What to produce » Reproduce the material in full, exactly as written.

Entries provided »
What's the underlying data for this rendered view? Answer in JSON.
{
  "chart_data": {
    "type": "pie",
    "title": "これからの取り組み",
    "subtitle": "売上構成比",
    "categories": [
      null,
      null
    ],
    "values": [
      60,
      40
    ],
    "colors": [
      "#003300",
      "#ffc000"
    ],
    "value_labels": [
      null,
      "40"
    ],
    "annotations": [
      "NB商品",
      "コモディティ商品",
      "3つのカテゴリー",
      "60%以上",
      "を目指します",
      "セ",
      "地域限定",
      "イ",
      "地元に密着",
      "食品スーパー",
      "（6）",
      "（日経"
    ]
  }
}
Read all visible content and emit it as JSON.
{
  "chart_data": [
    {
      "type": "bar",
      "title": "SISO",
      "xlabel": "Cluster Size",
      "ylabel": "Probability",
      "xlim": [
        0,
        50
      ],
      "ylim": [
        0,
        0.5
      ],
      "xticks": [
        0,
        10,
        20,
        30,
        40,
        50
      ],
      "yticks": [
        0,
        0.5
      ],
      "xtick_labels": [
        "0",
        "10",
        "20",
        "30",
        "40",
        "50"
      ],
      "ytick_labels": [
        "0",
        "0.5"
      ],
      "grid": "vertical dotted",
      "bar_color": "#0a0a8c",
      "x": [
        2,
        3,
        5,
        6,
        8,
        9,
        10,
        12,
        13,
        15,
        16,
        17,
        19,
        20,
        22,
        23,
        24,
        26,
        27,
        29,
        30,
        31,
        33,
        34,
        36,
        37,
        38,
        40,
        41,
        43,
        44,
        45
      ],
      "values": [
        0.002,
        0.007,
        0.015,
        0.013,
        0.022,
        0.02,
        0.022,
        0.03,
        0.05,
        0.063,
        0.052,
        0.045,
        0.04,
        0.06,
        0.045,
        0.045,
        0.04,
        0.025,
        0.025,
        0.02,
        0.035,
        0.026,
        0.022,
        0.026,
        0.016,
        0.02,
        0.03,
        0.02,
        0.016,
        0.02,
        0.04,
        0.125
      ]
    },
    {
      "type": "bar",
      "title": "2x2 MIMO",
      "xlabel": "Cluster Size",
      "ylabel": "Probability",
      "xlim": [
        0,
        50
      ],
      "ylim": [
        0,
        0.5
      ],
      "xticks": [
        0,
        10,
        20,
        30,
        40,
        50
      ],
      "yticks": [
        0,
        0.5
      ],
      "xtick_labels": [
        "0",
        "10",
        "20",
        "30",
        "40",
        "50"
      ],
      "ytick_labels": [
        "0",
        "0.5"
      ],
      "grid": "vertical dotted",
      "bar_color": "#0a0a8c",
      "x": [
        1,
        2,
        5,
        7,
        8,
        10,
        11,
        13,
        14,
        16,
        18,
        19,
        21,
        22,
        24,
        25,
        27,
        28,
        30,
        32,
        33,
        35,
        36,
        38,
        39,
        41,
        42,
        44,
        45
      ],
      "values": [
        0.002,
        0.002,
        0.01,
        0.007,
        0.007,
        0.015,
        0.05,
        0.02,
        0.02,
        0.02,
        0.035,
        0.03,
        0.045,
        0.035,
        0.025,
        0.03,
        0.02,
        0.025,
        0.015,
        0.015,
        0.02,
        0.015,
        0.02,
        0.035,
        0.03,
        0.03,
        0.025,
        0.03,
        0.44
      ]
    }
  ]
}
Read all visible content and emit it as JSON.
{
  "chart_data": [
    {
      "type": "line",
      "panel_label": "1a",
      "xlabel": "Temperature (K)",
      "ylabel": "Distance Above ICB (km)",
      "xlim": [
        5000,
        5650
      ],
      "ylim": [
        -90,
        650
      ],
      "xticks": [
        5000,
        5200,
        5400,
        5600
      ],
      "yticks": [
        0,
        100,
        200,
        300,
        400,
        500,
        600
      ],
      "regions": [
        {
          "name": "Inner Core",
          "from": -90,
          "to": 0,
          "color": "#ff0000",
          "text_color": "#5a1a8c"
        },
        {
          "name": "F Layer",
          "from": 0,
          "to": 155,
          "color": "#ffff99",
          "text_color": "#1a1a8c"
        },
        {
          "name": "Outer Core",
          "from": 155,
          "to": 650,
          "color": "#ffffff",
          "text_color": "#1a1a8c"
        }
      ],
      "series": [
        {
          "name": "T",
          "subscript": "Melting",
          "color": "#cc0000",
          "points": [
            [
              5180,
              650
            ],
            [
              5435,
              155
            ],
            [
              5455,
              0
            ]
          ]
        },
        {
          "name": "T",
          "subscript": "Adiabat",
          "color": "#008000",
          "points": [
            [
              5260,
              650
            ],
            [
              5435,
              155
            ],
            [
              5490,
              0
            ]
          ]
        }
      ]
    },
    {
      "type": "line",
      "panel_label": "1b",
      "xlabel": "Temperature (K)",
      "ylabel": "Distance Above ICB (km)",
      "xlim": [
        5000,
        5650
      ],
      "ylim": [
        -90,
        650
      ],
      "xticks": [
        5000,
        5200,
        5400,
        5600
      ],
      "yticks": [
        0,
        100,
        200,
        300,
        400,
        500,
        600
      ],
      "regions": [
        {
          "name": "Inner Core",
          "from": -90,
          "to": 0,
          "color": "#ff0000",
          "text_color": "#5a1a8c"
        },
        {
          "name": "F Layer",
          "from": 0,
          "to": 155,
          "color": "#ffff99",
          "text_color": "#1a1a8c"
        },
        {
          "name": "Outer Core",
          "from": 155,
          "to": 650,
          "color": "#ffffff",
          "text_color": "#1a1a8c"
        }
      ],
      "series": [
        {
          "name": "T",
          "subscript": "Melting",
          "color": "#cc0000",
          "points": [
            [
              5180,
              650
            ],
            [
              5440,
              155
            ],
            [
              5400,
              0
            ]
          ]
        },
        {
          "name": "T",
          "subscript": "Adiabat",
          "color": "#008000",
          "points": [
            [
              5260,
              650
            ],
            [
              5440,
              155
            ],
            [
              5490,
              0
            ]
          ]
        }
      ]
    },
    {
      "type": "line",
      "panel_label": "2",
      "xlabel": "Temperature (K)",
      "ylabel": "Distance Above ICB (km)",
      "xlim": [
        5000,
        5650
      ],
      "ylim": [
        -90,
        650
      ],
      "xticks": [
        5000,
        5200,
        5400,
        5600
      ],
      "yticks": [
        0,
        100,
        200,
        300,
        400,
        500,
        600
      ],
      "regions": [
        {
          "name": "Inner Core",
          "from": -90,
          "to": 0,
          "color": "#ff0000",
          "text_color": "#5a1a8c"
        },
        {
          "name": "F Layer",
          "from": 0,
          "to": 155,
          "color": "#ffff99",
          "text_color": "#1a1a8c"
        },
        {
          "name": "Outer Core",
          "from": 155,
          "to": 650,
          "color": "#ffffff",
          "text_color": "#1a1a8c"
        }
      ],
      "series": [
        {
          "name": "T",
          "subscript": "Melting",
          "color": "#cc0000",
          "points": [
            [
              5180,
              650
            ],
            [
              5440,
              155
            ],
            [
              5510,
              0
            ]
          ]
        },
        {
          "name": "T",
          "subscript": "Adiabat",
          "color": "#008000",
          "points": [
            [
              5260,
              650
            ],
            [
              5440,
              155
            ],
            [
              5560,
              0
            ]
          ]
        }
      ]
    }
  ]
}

Result for this exercise »
What's the underlying data for this rendered view? Answer in JSON.
{
  "chart_data": {
    "type": "pie",
    "title": "これからの取り組み",
    "subtitle": "売上構成比",
    "categories": [
      null,
      null
    ],
    "values": [
      60,
      40
    ],
    "colors": [
      "#003300",
      "#ffc000"
    ],
    "value_labels": [
      null,
      "40"
    ],
    "annotations": [
      "NB商品",
      "コモディティ商品",
      "3つのカテゴリー",
      "60%以上",
      "を目指します",
      "セ",
      "地域限定",
      "イ",
      "地元に密着",
      "食品スーパー",
      "（6）",
      "（日経"
    ]
  }
}
Read all visible content and emit it as JSON.
{
  "chart_data": [
    {
      "type": "bar",
      "title": "SISO",
      "xlabel": "Cluster Size",
      "ylabel": "Probability",
      "xlim": [
        0,
        50
      ],
      "ylim": [
        0,
        0.5
      ],
      "xticks": [
        0,
        10,
        20,
        30,
        40,
        50
      ],
      "yticks": [
        0,
        0.5
      ],
      "xtick_labels": [
        "0",
        "10",
        "20",
        "30",
        "40",
        "50"
      ],
      "ytick_labels": [
        "0",
        "0.5"
      ],
      "grid": "vertical dotted",
      "bar_color": "#0a0a8c",
      "x": [
        2,
        3,
        5,
        6,
        8,
        9,
        10,
        12,
        13,
        15,
        16,
        17,
        19,
        20,
        22,
        23,
        24,
        26,
        27,
        29,
        30,
        31,
        33,
        34,
        36,
        37,
        38,
        40,
        41,
        43,
        44,
        45
      ],
      "values": [
        0.002,
        0.007,
        0.015,
        0.013,
        0.022,
        0.02,
        0.022,
        0.03,
        0.05,
        0.063,
        0.052,
        0.045,
        0.04,
        0.06,
        0.045,
        0.045,
        0.04,
        0.025,
        0.025,
        0.02,
        0.035,
        0.026,
        0.022,
        0.026,
        0.016,
        0.02,
        0.03,
        0.02,
        0.016,
        0.02,
        0.04,
        0.125
      ]
    },
    {
      "type": "bar",
      "title": "2x2 MIMO",
      "xlabel": "Cluster Size",
      "ylabel": "Probability",
      "xlim": [
        0,
        50
      ],
      "ylim": [
        0,
        0.5
      ],
      "xticks": [
        0,
        10,
        20,
        30,
        40,
        50
      ],
      "yticks": [
        0,
        0.5
      ],
      "xtick_labels": [
        "0",
        "10",
        "20",
        "30",
        "40",
        "50"
      ],
      "ytick_labels": [
        "0",
        "0.5"
      ],
      "grid": "vertical dotted",
      "bar_color": "#0a0a8c",
      "x": [
        1,
        2,
        5,
        7,
        8,
        10,
        11,
        13,
        14,
        16,
        18,
        19,
        21,
        22,
        24,
        25,
        27,
        28,
        30,
        32,
        33,
        35,
        36,
        38,
        39,
        41,
        42,
        44,
        45
      ],
      "values": [
        0.002,
        0.002,
        0.01,
        0.007,
        0.007,
        0.015,
        0.05,
        0.02,
        0.02,
        0.02,
        0.035,
        0.03,
        0.045,
        0.035,
        0.025,
        0.03,
        0.02,
        0.025,
        0.015,
        0.015,
        0.02,
        0.015,
        0.02,
        0.035,
        0.03,
        0.03,
        0.025,
        0.03,
        0.44
      ]
    }
  ]
}
Read all visible content and emit it as JSON.
{
  "chart_data": [
    {
      "type": "line",
      "panel_label": "1a",
      "xlabel": "Temperature (K)",
      "ylabel": "Distance Above ICB (km)",
      "xlim": [
        5000,
        5650
      ],
      "ylim": [
        -90,
        650
      ],
      "xticks": [
        5000,
        5200,
        5400,
        5600
      ],
      "yticks": [
        0,
        100,
        200,
        300,
        400,
        500,
        600
      ],
      "regions": [
        {
          "name": "Inner Core",
          "from": -90,
          "to": 0,
          "color": "#ff0000",
          "text_color": "#5a1a8c"
        },
        {
          "name": "F Layer",
          "from": 0,
          "to": 155,
          "color": "#ffff99",
          "text_color": "#1a1a8c"
        },
        {
          "name": "Outer Core",
          "from": 155,
          "to": 650,
          "color": "#ffffff",
          "text_color": "#1a1a8c"
        }
      ],
      "series": [
        {
          "name": "T",
          "subscript": "Melting",
          "color": "#cc0000",
          "points": [
            [
              5180,
              650
            ],
            [
              5435,
              155
            ],
            [
              5455,
              0
            ]
          ]
        },
        {
          "name": "T",
          "subscript": "Adiabat",
          "color": "#008000",
          "points": [
            [
              5260,
              650
            ],
            [
              5435,
              155
            ],
            [
              5490,
              0
            ]
          ]
        }
      ]
    },
    {
      "type": "line",
      "panel_label": "1b",
      "xlabel": "Temperature (K)",
      "ylabel": "Distance Above ICB (km)",
      "xlim": [
        5000,
        5650
      ],
      "ylim": [
        -90,
        650
      ],
      "xticks": [
        5000,
        5200,
        5400,
        5600
      ],
      "yticks": [
        0,
        100,
        200,
        300,
        400,
        500,
        600
      ],
      "regions": [
        {
          "name": "Inner Core",
          "from": -90,
          "to": 0,
          "color": "#ff0000",
          "text_color": "#5a1a8c"
        },
        {
          "name": "F Layer",
          "from": 0,
          "to": 155,
          "color": "#ffff99",
          "text_color": "#1a1a8c"
        },
        {
          "name": "Outer Core",
          "from": 155,
          "to": 650,
          "color": "#ffffff",
          "text_color": "#1a1a8c"
        }
      ],
      "series": [
        {
          "name": "T",
          "subscript": "Melting",
          "color": "#cc0000",
          "points": [
            [
              5180,
              650
            ],
            [
              5440,
              155
            ],
            [
              5400,
              0
            ]
          ]
        },
        {
          "name": "T",
          "subscript": "Adiabat",
          "color": "#008000",
          "points": [
            [
              5260,
              650
            ],
            [
              5440,
              155
            ],
            [
              5490,
              0
            ]
          ]
        }
      ]
    },
    {
      "type": "line",
      "panel_label": "2",
      "xlabel": "Temperature (K)",
      "ylabel": "Distance Above ICB (km)",
      "xlim": [
        5000,
        5650
      ],
      "ylim": [
        -90,
        650
      ],
      "xticks": [
        5000,
        5200,
        5400,
        5600
      ],
      "yticks": [
        0,
        100,
        200,
        300,
        400,
        500,
        600
      ],
      "regions": [
        {
          "name": "Inner Core",
          "from": -90,
          "to": 0,
          "color": "#ff0000",
          "text_color": "#5a1a8c"
        },
        {
          "name": "F Layer",
          "from": 0,
          "to": 155,
          "color": "#ffff99",
          "text_color": "#1a1a8c"
        },
        {
          "name": "Outer Core",
          "from": 155,
          "to": 650,
          "color": "#ffffff",
          "text_color": "#1a1a8c"
        }
      ],
      "series": [
        {
          "name": "T",
          "subscript": "Melting",
          "color": "#cc0000",
          "points": [
            [
              5180,
              650
            ],
            [
              5440,
              155
            ],
            [
              5510,
              0
            ]
          ]
        },
        {
          "name": "T",
          "subscript": "Adiabat",
          "color": "#008000",
          "points": [
            [
              5260,
              650
            ],
            [
              5440,
              155
            ],
            [
              5560,
              0
            ]
          ]
        }
      ]
    }
  ]
}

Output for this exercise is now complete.